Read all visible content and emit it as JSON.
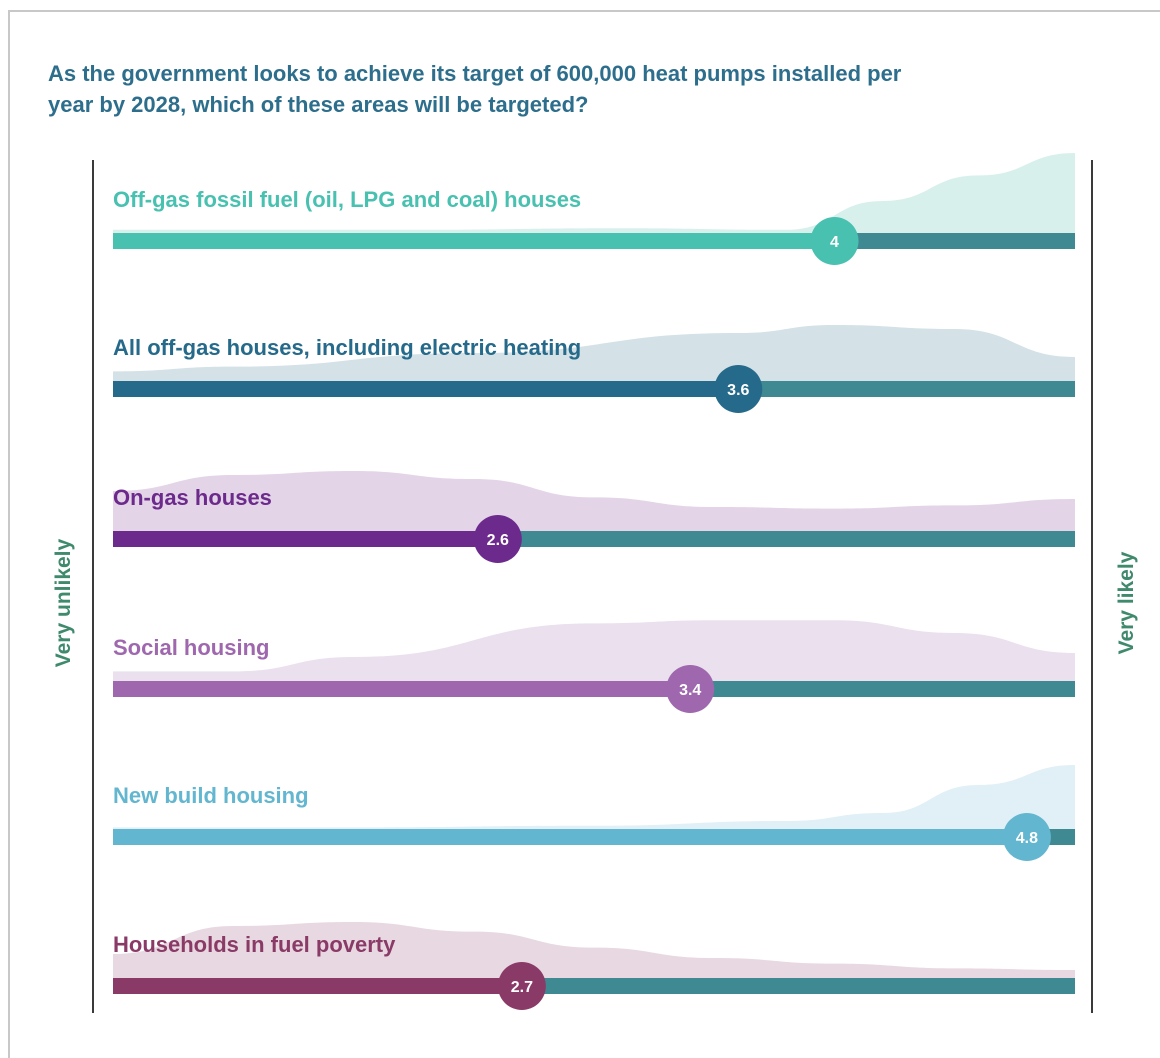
{
  "title": "As the government looks to achieve its target of 600,000 heat pumps installed per year by 2028, which of these areas will be targeted?",
  "axis": {
    "left_label": "Very unlikely",
    "right_label": "Very likely"
  },
  "colors": {
    "track": "#3f8a92",
    "axis_text": "#3f8a6c",
    "title": "#2d6e8c"
  },
  "chart_data": {
    "type": "bar",
    "xlim": [
      1,
      5
    ],
    "categories": [
      "Off-gas fossil fuel (oil, LPG and coal) houses",
      "All off-gas houses, including electric heating",
      "On-gas houses",
      "Social housing",
      "New build housing",
      "Households in fuel poverty"
    ],
    "values": [
      4,
      3.6,
      2.6,
      3.4,
      4.8,
      2.7
    ],
    "value_labels": [
      "4",
      "3.6",
      "2.6",
      "3.4",
      "4.8",
      "2.7"
    ],
    "series_colors": [
      "#48c1b1",
      "#256a8a",
      "#6c2a8c",
      "#9e67ae",
      "#63b6cf",
      "#8a3a66"
    ],
    "fill_colors": [
      "#d8f0ec",
      "#d4e1e7",
      "#e4d4e7",
      "#ebe0ee",
      "#e0f0f6",
      "#e8d8e1"
    ],
    "distribution_curves": [
      [
        [
          1,
          0.04
        ],
        [
          2.25,
          0.04
        ],
        [
          3.1,
          0.06
        ],
        [
          3.8,
          0.04
        ],
        [
          4.2,
          0.4
        ],
        [
          4.6,
          0.72
        ],
        [
          5,
          1.0
        ]
      ],
      [
        [
          1,
          0.12
        ],
        [
          1.5,
          0.18
        ],
        [
          2.5,
          0.35
        ],
        [
          3.6,
          0.6
        ],
        [
          4.0,
          0.7
        ],
        [
          4.5,
          0.65
        ],
        [
          5,
          0.3
        ]
      ],
      [
        [
          1,
          0.5
        ],
        [
          1.5,
          0.7
        ],
        [
          2,
          0.75
        ],
        [
          2.5,
          0.65
        ],
        [
          3.0,
          0.42
        ],
        [
          3.5,
          0.3
        ],
        [
          4.0,
          0.28
        ],
        [
          4.5,
          0.32
        ],
        [
          5,
          0.4
        ]
      ],
      [
        [
          1,
          0.12
        ],
        [
          1.5,
          0.12
        ],
        [
          2,
          0.3
        ],
        [
          3,
          0.72
        ],
        [
          3.5,
          0.76
        ],
        [
          4,
          0.76
        ],
        [
          4.5,
          0.6
        ],
        [
          5,
          0.35
        ]
      ],
      [
        [
          1,
          0.02
        ],
        [
          2,
          0.02
        ],
        [
          3,
          0.04
        ],
        [
          3.8,
          0.1
        ],
        [
          4.2,
          0.2
        ],
        [
          4.6,
          0.55
        ],
        [
          5,
          0.8
        ]
      ],
      [
        [
          1,
          0.3
        ],
        [
          1.5,
          0.65
        ],
        [
          2,
          0.7
        ],
        [
          2.5,
          0.58
        ],
        [
          3,
          0.38
        ],
        [
          3.5,
          0.25
        ],
        [
          4,
          0.18
        ],
        [
          4.5,
          0.12
        ],
        [
          5,
          0.1
        ]
      ]
    ]
  }
}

=-=-=-=-=

▶ What the task asks: Write out every line above exactly as it is, leaving out the pictures.

▶ Problem solution:
Read all visible content and emit it as JSON.
{
  "title": "As the government looks to achieve its target of 600,000 heat pumps installed per year by 2028, which of these areas will be targeted?",
  "axis": {
    "left_label": "Very unlikely",
    "right_label": "Very likely"
  },
  "colors": {
    "track": "#3f8a92",
    "axis_text": "#3f8a6c",
    "title": "#2d6e8c"
  },
  "chart_data": {
    "type": "bar",
    "xlim": [
      1,
      5
    ],
    "categories": [
      "Off-gas fossil fuel (oil, LPG and coal) houses",
      "All off-gas houses, including electric heating",
      "On-gas houses",
      "Social housing",
      "New build housing",
      "Households in fuel poverty"
    ],
    "values": [
      4,
      3.6,
      2.6,
      3.4,
      4.8,
      2.7
    ],
    "value_labels": [
      "4",
      "3.6",
      "2.6",
      "3.4",
      "4.8",
      "2.7"
    ],
    "series_colors": [
      "#48c1b1",
      "#256a8a",
      "#6c2a8c",
      "#9e67ae",
      "#63b6cf",
      "#8a3a66"
    ],
    "fill_colors": [
      "#d8f0ec",
      "#d4e1e7",
      "#e4d4e7",
      "#ebe0ee",
      "#e0f0f6",
      "#e8d8e1"
    ],
    "distribution_curves": [
      [
        [
          1,
          0.04
        ],
        [
          2.25,
          0.04
        ],
        [
          3.1,
          0.06
        ],
        [
          3.8,
          0.04
        ],
        [
          4.2,
          0.4
        ],
        [
          4.6,
          0.72
        ],
        [
          5,
          1.0
        ]
      ],
      [
        [
          1,
          0.12
        ],
        [
          1.5,
          0.18
        ],
        [
          2.5,
          0.35
        ],
        [
          3.6,
          0.6
        ],
        [
          4.0,
          0.7
        ],
        [
          4.5,
          0.65
        ],
        [
          5,
          0.3
        ]
      ],
      [
        [
          1,
          0.5
        ],
        [
          1.5,
          0.7
        ],
        [
          2,
          0.75
        ],
        [
          2.5,
          0.65
        ],
        [
          3.0,
          0.42
        ],
        [
          3.5,
          0.3
        ],
        [
          4.0,
          0.28
        ],
        [
          4.5,
          0.32
        ],
        [
          5,
          0.4
        ]
      ],
      [
        [
          1,
          0.12
        ],
        [
          1.5,
          0.12
        ],
        [
          2,
          0.3
        ],
        [
          3,
          0.72
        ],
        [
          3.5,
          0.76
        ],
        [
          4,
          0.76
        ],
        [
          4.5,
          0.6
        ],
        [
          5,
          0.35
        ]
      ],
      [
        [
          1,
          0.02
        ],
        [
          2,
          0.02
        ],
        [
          3,
          0.04
        ],
        [
          3.8,
          0.1
        ],
        [
          4.2,
          0.2
        ],
        [
          4.6,
          0.55
        ],
        [
          5,
          0.8
        ]
      ],
      [
        [
          1,
          0.3
        ],
        [
          1.5,
          0.65
        ],
        [
          2,
          0.7
        ],
        [
          2.5,
          0.58
        ],
        [
          3,
          0.38
        ],
        [
          3.5,
          0.25
        ],
        [
          4,
          0.18
        ],
        [
          4.5,
          0.12
        ],
        [
          5,
          0.1
        ]
      ]
    ]
  }
}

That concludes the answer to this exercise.